**Task data**
------------------------------------

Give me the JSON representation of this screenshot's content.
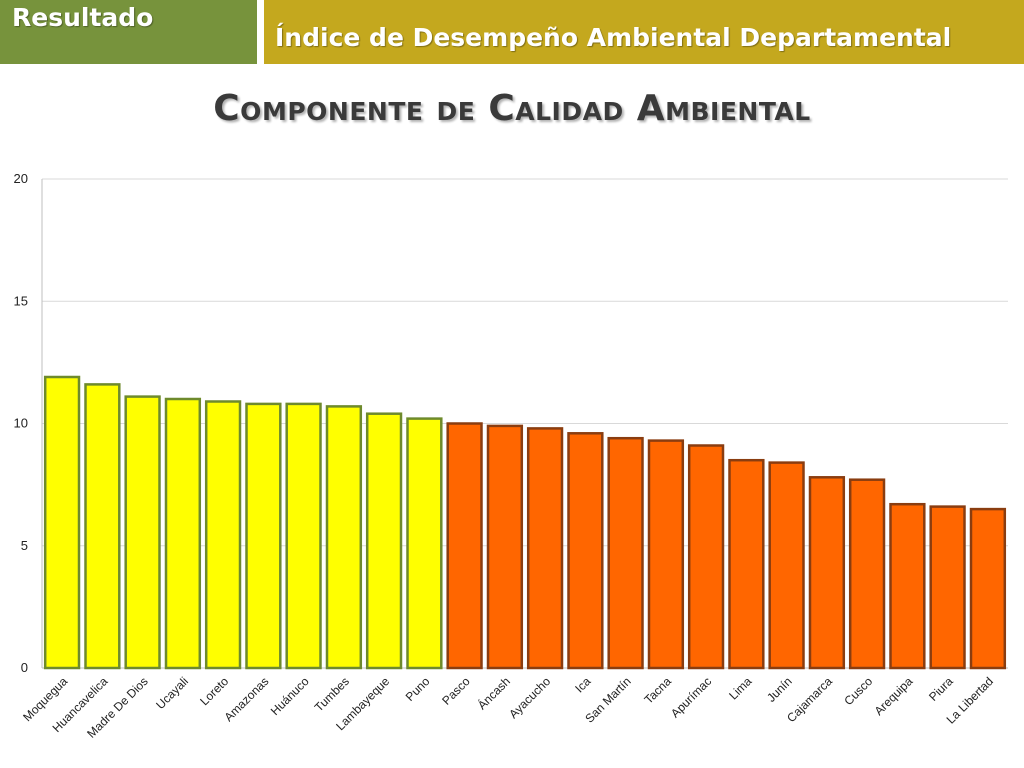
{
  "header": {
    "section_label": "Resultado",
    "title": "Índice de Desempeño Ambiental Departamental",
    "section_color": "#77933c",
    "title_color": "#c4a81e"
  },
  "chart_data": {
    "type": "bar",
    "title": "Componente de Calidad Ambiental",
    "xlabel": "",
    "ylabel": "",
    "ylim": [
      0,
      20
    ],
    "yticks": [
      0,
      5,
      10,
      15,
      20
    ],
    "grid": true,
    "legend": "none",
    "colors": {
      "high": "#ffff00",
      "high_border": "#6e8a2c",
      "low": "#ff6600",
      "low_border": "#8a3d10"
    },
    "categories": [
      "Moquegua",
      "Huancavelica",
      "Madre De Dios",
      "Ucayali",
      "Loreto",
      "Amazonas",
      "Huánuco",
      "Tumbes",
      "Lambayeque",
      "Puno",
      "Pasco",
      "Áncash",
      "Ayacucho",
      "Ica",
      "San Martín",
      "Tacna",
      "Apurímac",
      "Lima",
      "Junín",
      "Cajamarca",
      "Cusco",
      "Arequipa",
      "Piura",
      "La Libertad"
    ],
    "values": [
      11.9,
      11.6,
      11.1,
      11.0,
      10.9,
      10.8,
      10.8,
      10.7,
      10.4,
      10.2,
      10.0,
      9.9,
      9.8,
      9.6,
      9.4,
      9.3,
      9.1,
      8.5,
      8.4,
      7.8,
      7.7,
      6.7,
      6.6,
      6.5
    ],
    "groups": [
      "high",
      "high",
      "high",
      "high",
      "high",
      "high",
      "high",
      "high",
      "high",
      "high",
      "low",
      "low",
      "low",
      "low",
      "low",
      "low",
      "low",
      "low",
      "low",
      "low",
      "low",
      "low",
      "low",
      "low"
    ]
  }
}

------------------------------------

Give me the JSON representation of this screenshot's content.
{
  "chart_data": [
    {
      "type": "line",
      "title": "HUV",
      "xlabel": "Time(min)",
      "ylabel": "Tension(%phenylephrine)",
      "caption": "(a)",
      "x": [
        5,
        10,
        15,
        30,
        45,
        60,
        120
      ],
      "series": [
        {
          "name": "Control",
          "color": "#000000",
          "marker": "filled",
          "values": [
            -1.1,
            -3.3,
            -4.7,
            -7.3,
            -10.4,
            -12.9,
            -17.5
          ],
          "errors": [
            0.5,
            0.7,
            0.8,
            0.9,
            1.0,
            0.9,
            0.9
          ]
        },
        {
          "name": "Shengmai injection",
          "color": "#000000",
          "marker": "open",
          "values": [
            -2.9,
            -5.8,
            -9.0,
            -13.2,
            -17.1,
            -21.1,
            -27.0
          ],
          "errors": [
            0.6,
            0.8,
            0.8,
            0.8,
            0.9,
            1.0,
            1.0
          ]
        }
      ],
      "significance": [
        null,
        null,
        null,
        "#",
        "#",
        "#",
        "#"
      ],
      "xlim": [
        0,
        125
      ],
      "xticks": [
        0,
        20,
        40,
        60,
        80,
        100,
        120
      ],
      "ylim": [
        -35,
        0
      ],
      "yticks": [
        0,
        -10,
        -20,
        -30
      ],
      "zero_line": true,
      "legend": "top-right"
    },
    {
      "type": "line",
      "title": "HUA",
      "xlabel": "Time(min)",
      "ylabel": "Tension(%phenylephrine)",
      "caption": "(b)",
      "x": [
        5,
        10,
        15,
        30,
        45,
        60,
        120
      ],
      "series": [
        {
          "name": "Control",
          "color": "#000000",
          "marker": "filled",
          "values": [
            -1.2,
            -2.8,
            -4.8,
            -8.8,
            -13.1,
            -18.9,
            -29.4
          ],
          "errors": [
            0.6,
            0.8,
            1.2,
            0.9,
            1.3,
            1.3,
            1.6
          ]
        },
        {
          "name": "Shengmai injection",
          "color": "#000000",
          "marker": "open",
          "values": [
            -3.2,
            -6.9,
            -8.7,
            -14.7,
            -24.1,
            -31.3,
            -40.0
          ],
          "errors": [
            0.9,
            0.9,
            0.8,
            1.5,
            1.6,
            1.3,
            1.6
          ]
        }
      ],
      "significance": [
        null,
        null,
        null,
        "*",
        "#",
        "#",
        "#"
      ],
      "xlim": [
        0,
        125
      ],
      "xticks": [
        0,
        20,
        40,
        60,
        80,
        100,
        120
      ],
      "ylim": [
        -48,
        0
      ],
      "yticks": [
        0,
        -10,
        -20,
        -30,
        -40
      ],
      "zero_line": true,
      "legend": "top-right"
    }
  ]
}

------------------------------------

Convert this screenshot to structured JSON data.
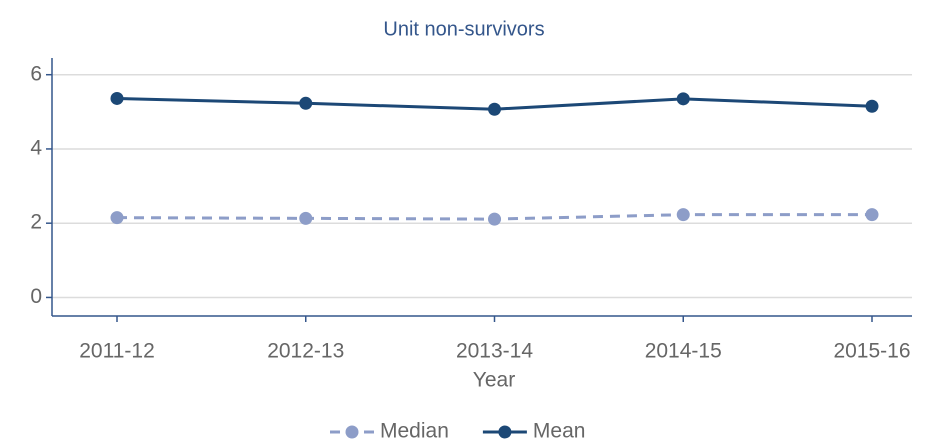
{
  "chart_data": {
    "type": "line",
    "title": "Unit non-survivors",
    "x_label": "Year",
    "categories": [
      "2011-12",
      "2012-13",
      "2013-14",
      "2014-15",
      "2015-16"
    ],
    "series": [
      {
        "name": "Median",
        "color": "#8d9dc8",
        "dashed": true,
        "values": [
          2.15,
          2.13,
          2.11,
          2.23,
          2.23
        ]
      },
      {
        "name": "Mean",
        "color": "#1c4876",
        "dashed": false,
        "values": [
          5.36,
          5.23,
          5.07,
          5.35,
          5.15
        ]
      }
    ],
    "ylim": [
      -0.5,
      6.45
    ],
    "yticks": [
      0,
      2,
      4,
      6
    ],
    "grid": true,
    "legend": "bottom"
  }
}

------------------------------------

**Your objective**
Gather all lines where the word "type" appears.

**Task result**
    "type": "bar",
      "type": "line",
      "type": "line",
    "type": "line",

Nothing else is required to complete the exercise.